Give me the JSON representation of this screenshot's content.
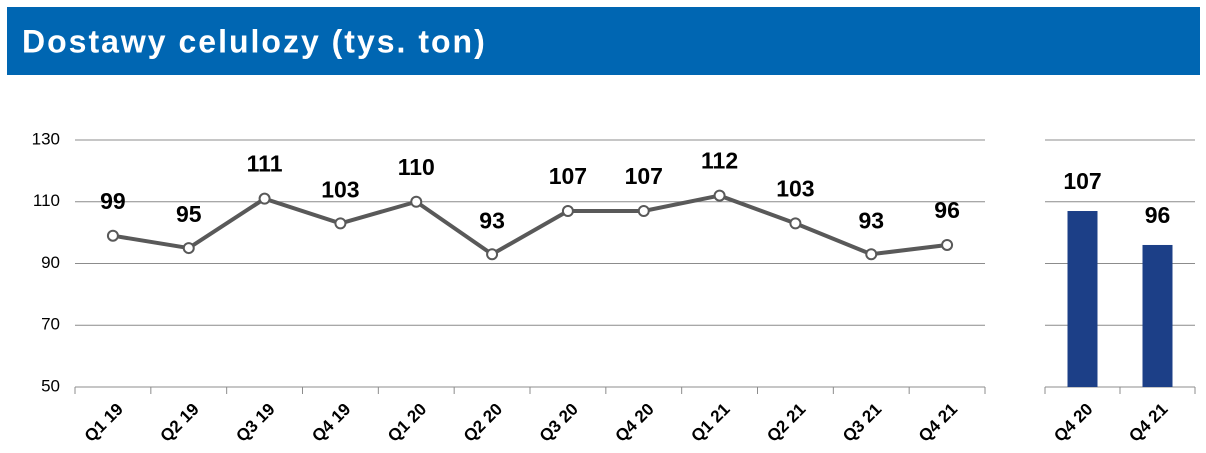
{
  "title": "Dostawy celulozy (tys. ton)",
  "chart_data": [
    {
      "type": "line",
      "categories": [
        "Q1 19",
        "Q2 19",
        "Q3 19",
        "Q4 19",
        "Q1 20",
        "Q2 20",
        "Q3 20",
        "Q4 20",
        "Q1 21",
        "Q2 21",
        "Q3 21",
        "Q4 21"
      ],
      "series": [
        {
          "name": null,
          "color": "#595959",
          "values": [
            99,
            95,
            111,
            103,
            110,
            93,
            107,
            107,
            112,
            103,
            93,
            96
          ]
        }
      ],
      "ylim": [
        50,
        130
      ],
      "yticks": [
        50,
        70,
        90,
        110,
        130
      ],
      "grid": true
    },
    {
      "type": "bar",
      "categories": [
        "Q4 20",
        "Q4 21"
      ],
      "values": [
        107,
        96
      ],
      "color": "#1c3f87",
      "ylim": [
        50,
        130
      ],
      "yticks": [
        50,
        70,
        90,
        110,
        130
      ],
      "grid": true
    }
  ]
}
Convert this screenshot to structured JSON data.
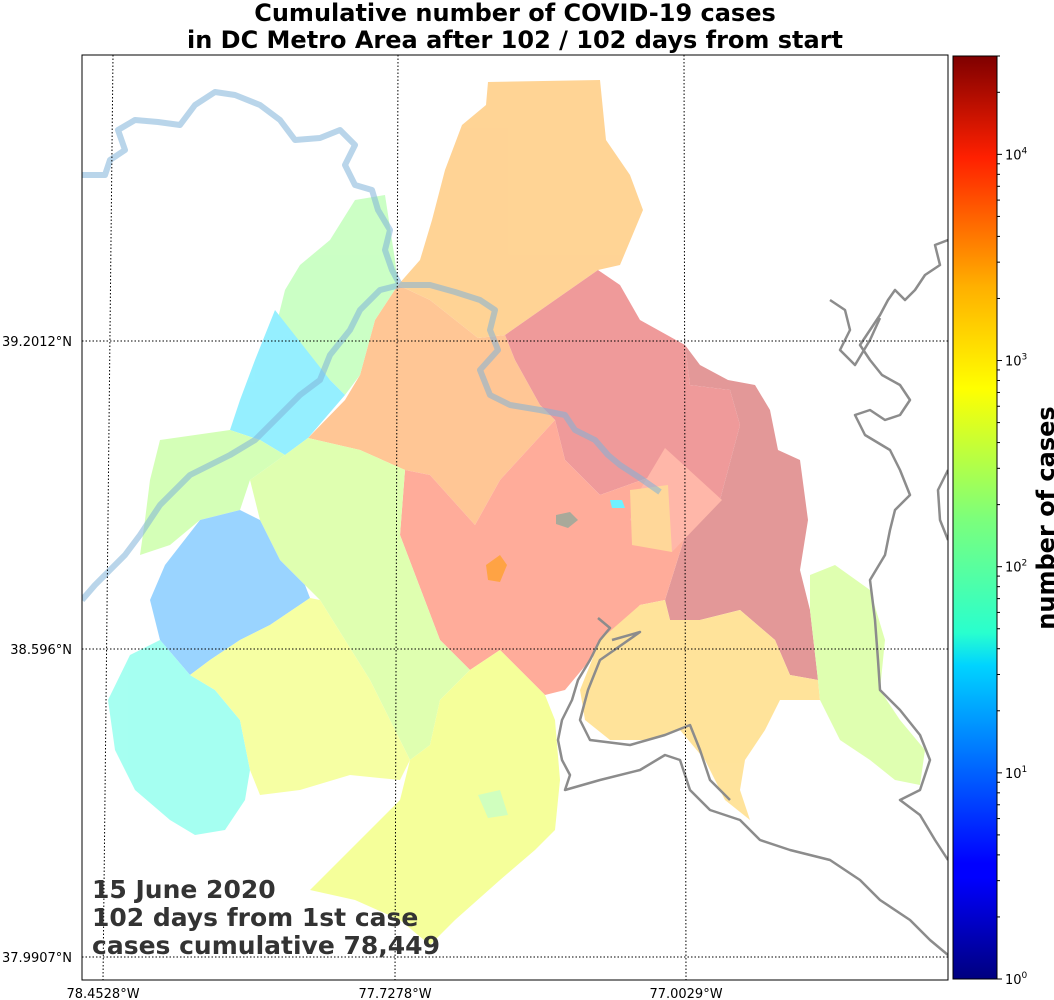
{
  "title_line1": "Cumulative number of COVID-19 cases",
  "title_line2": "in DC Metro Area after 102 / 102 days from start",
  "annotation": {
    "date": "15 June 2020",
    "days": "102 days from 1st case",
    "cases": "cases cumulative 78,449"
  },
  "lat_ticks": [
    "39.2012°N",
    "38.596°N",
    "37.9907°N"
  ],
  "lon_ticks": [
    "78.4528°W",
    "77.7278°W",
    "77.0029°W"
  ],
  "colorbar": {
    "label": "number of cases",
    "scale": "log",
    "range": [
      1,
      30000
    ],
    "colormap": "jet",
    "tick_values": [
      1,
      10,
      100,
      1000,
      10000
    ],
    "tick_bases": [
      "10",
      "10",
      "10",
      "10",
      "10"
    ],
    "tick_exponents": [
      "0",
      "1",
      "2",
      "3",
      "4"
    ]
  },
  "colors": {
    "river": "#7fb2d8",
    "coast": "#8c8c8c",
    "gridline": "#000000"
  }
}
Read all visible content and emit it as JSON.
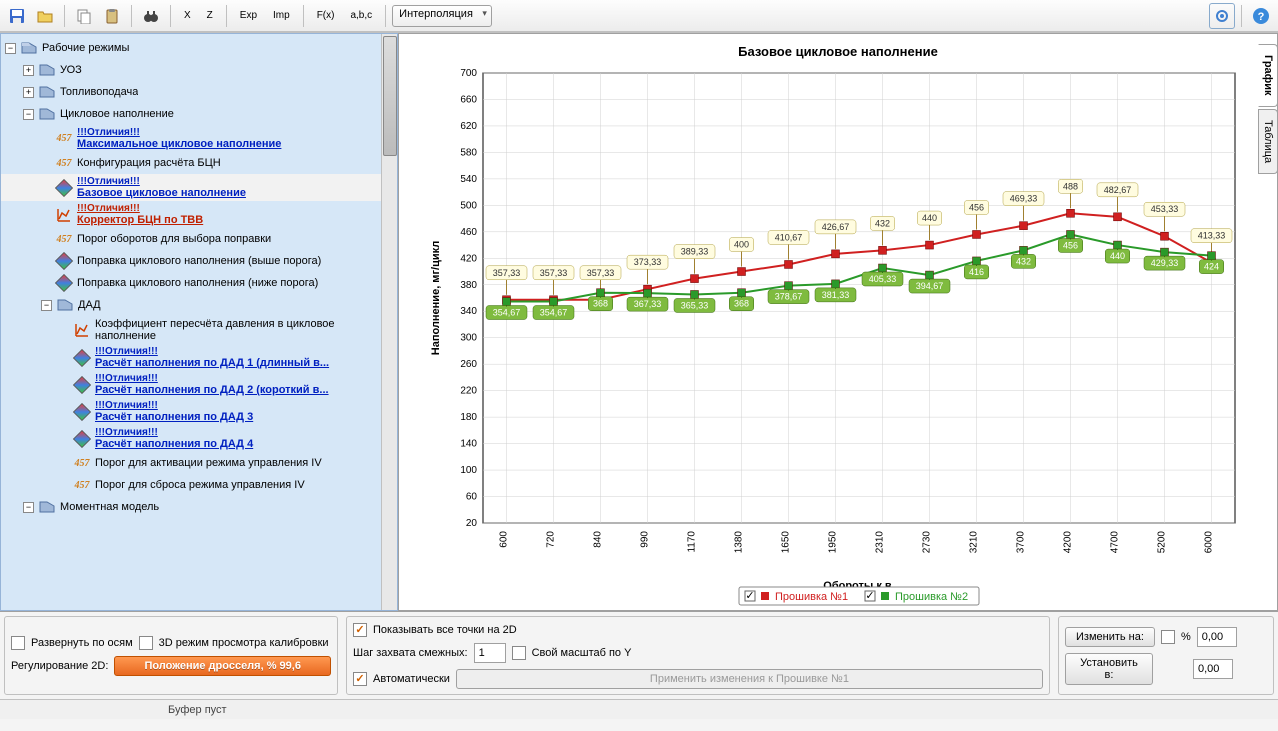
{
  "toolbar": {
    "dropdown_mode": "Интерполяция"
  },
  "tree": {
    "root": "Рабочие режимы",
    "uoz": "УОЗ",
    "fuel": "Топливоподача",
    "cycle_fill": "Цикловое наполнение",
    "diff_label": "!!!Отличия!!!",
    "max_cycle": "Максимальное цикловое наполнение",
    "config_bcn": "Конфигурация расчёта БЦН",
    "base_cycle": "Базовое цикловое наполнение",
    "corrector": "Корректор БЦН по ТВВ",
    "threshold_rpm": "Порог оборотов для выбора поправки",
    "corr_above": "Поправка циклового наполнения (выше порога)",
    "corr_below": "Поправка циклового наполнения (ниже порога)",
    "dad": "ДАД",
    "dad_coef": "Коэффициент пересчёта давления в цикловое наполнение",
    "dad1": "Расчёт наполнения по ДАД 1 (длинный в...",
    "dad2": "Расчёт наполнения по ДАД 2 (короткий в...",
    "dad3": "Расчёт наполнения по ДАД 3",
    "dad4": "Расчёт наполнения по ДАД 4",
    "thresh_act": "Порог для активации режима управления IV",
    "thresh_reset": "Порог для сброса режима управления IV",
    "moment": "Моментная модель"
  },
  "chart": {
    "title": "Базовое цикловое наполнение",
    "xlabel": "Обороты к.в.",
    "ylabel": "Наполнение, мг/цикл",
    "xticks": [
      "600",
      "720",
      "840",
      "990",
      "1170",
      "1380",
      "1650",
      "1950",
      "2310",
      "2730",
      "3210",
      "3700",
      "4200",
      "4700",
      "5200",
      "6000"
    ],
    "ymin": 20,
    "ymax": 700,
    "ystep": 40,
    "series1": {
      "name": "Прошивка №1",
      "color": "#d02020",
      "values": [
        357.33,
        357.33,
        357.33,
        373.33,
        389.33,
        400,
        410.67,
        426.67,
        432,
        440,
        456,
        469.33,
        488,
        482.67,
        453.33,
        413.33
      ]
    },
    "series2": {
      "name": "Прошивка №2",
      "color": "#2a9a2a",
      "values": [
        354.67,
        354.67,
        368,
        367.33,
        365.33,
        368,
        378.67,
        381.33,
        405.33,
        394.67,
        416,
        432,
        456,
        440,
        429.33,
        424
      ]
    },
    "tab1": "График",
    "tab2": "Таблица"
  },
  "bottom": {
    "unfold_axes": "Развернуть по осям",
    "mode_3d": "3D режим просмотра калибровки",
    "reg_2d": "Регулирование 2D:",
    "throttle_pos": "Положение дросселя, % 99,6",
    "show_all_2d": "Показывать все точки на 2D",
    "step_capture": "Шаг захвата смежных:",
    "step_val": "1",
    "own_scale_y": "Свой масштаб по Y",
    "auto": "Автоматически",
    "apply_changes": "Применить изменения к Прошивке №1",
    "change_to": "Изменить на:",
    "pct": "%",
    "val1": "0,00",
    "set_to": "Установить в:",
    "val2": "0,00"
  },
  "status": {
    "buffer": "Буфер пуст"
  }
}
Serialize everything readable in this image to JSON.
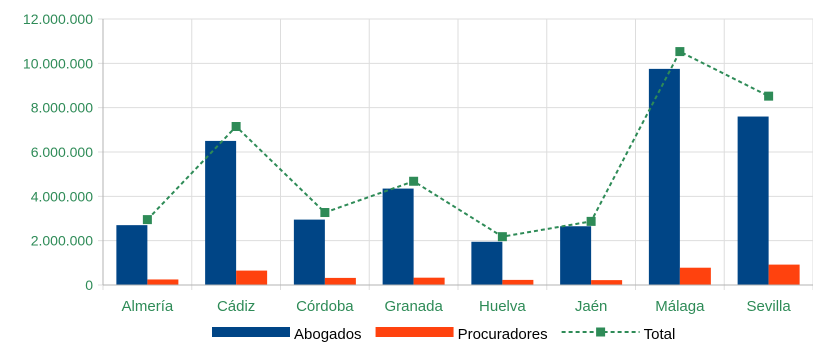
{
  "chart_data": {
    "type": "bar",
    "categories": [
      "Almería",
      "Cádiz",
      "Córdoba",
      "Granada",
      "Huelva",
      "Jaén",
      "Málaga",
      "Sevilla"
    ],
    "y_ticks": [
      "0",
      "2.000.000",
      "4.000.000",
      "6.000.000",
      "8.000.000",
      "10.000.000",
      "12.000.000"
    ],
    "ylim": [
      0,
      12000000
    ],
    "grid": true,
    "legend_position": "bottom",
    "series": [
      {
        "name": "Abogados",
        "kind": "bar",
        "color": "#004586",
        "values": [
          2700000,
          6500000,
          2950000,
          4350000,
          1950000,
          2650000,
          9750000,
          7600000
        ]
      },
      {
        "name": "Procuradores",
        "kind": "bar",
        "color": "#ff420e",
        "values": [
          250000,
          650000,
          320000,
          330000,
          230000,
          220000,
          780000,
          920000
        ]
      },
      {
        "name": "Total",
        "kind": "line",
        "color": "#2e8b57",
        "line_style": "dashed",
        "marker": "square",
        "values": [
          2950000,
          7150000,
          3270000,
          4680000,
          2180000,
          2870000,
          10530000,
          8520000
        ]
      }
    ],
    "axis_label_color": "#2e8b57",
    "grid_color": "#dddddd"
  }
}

◆ ◆ ◆ ◆

▸ TASK BRIEF: Leave the pictures out and print the records above exactly as they stand.

▸ FINAL RESULT:
Give me the JSON representation of this screenshot's content.
{
  "title": "Dostawy celulozy (tys. ton)",
  "chart_data": [
    {
      "type": "line",
      "categories": [
        "Q1 19",
        "Q2 19",
        "Q3 19",
        "Q4 19",
        "Q1 20",
        "Q2 20",
        "Q3 20",
        "Q4 20",
        "Q1 21",
        "Q2 21",
        "Q3 21",
        "Q4 21"
      ],
      "series": [
        {
          "name": null,
          "color": "#595959",
          "values": [
            99,
            95,
            111,
            103,
            110,
            93,
            107,
            107,
            112,
            103,
            93,
            96
          ]
        }
      ],
      "ylim": [
        50,
        130
      ],
      "yticks": [
        50,
        70,
        90,
        110,
        130
      ],
      "grid": true
    },
    {
      "type": "bar",
      "categories": [
        "Q4 20",
        "Q4 21"
      ],
      "values": [
        107,
        96
      ],
      "color": "#1c3f87",
      "ylim": [
        50,
        130
      ],
      "yticks": [
        50,
        70,
        90,
        110,
        130
      ],
      "grid": true
    }
  ]
}
Convert this screenshot to structured JSON data.
{
  "title_line1": "Cumulative number of COVID-19 cases",
  "title_line2": "in DC Metro Area after 102 / 102 days from start",
  "annotation": {
    "date": "15 June 2020",
    "days": "102 days from 1st case",
    "cases": "cases cumulative 78,449"
  },
  "lat_ticks": [
    "39.2012°N",
    "38.596°N",
    "37.9907°N"
  ],
  "lon_ticks": [
    "78.4528°W",
    "77.7278°W",
    "77.0029°W"
  ],
  "colorbar": {
    "label": "number of cases",
    "scale": "log",
    "range": [
      1,
      30000
    ],
    "colormap": "jet",
    "tick_values": [
      1,
      10,
      100,
      1000,
      10000
    ],
    "tick_bases": [
      "10",
      "10",
      "10",
      "10",
      "10"
    ],
    "tick_exponents": [
      "0",
      "1",
      "2",
      "3",
      "4"
    ]
  },
  "colors": {
    "river": "#7fb2d8",
    "coast": "#8c8c8c",
    "gridline": "#000000"
  }
}
Read all visible content and emit it as JSON.
{
  "toolbar": {
    "dropdown_mode": "Интерполяция"
  },
  "tree": {
    "root": "Рабочие режимы",
    "uoz": "УОЗ",
    "fuel": "Топливоподача",
    "cycle_fill": "Цикловое наполнение",
    "diff_label": "!!!Отличия!!!",
    "max_cycle": "Максимальное цикловое наполнение",
    "config_bcn": "Конфигурация расчёта БЦН",
    "base_cycle": "Базовое цикловое наполнение",
    "corrector": "Корректор БЦН по ТВВ",
    "threshold_rpm": "Порог оборотов для выбора поправки",
    "corr_above": "Поправка циклового наполнения (выше порога)",
    "corr_below": "Поправка циклового наполнения (ниже порога)",
    "dad": "ДАД",
    "dad_coef": "Коэффициент пересчёта давления в цикловое наполнение",
    "dad1": "Расчёт наполнения по ДАД 1 (длинный в...",
    "dad2": "Расчёт наполнения по ДАД 2 (короткий в...",
    "dad3": "Расчёт наполнения по ДАД 3",
    "dad4": "Расчёт наполнения по ДАД 4",
    "thresh_act": "Порог для активации режима управления IV",
    "thresh_reset": "Порог для сброса режима управления IV",
    "moment": "Моментная модель"
  },
  "chart": {
    "title": "Базовое цикловое наполнение",
    "xlabel": "Обороты к.в.",
    "ylabel": "Наполнение, мг/цикл",
    "xticks": [
      "600",
      "720",
      "840",
      "990",
      "1170",
      "1380",
      "1650",
      "1950",
      "2310",
      "2730",
      "3210",
      "3700",
      "4200",
      "4700",
      "5200",
      "6000"
    ],
    "ymin": 20,
    "ymax": 700,
    "ystep": 40,
    "series1": {
      "name": "Прошивка №1",
      "color": "#d02020",
      "values": [
        357.33,
        357.33,
        357.33,
        373.33,
        389.33,
        400,
        410.67,
        426.67,
        432,
        440,
        456,
        469.33,
        488,
        482.67,
        453.33,
        413.33
      ]
    },
    "series2": {
      "name": "Прошивка №2",
      "color": "#2a9a2a",
      "values": [
        354.67,
        354.67,
        368,
        367.33,
        365.33,
        368,
        378.67,
        381.33,
        405.33,
        394.67,
        416,
        432,
        456,
        440,
        429.33,
        424
      ]
    },
    "tab1": "График",
    "tab2": "Таблица"
  },
  "bottom": {
    "unfold_axes": "Развернуть по осям",
    "mode_3d": "3D режим просмотра калибровки",
    "reg_2d": "Регулирование 2D:",
    "throttle_pos": "Положение дросселя, % 99,6",
    "show_all_2d": "Показывать все точки на 2D",
    "step_capture": "Шаг захвата смежных:",
    "step_val": "1",
    "own_scale_y": "Свой масштаб по Y",
    "auto": "Автоматически",
    "apply_changes": "Применить изменения к Прошивке №1",
    "change_to": "Изменить на:",
    "pct": "%",
    "val1": "0,00",
    "set_to": "Установить в:",
    "val2": "0,00"
  },
  "status": {
    "buffer": "Буфер пуст"
  }
}
Serialize everything readable in this image to JSON.
{
  "chart_data": {
    "type": "bar",
    "categories": [
      "Almería",
      "Cádiz",
      "Córdoba",
      "Granada",
      "Huelva",
      "Jaén",
      "Málaga",
      "Sevilla"
    ],
    "y_ticks": [
      "0",
      "2.000.000",
      "4.000.000",
      "6.000.000",
      "8.000.000",
      "10.000.000",
      "12.000.000"
    ],
    "ylim": [
      0,
      12000000
    ],
    "grid": true,
    "legend_position": "bottom",
    "series": [
      {
        "name": "Abogados",
        "kind": "bar",
        "color": "#004586",
        "values": [
          2700000,
          6500000,
          2950000,
          4350000,
          1950000,
          2650000,
          9750000,
          7600000
        ]
      },
      {
        "name": "Procuradores",
        "kind": "bar",
        "color": "#ff420e",
        "values": [
          250000,
          650000,
          320000,
          330000,
          230000,
          220000,
          780000,
          920000
        ]
      },
      {
        "name": "Total",
        "kind": "line",
        "color": "#2e8b57",
        "line_style": "dashed",
        "marker": "square",
        "values": [
          2950000,
          7150000,
          3270000,
          4680000,
          2180000,
          2870000,
          10530000,
          8520000
        ]
      }
    ],
    "axis_label_color": "#2e8b57",
    "grid_color": "#dddddd"
  }
}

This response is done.